[Entries taken from a collection]
####################

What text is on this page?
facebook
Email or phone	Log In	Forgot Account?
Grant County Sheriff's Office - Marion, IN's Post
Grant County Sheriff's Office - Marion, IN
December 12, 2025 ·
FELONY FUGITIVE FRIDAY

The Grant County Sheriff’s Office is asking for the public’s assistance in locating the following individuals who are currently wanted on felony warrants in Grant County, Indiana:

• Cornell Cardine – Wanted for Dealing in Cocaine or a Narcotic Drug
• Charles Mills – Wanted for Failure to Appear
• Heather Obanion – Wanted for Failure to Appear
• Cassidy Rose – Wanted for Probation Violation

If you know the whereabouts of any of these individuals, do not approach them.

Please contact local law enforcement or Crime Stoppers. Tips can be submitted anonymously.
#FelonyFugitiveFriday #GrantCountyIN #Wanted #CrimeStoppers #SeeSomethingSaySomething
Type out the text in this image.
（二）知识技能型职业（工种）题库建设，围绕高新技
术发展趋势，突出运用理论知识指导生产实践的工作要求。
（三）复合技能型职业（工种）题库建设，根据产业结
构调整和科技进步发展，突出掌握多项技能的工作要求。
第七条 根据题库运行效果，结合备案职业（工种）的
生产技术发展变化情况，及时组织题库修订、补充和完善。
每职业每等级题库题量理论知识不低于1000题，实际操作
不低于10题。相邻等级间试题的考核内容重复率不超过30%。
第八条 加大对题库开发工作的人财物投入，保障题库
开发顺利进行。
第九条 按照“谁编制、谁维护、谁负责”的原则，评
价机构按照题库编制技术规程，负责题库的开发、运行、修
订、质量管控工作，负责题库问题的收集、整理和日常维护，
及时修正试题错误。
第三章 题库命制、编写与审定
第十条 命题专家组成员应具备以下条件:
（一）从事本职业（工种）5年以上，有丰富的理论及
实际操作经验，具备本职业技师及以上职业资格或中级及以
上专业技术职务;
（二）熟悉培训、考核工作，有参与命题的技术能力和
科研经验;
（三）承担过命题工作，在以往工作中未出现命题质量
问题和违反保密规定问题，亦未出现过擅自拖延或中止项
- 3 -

####################

* _What the task requires_:
Scan the listing above and copy all lines containing the word "Office".

* _Result_:
Grant County Sheriff's Office - Marion, IN's Post
Grant County Sheriff's Office - Marion, IN
The Grant County Sheriff’s Office is asking for the public’s assistance in locating the following individuals who are currently wanted on felony warrants in Grant County, Indiana:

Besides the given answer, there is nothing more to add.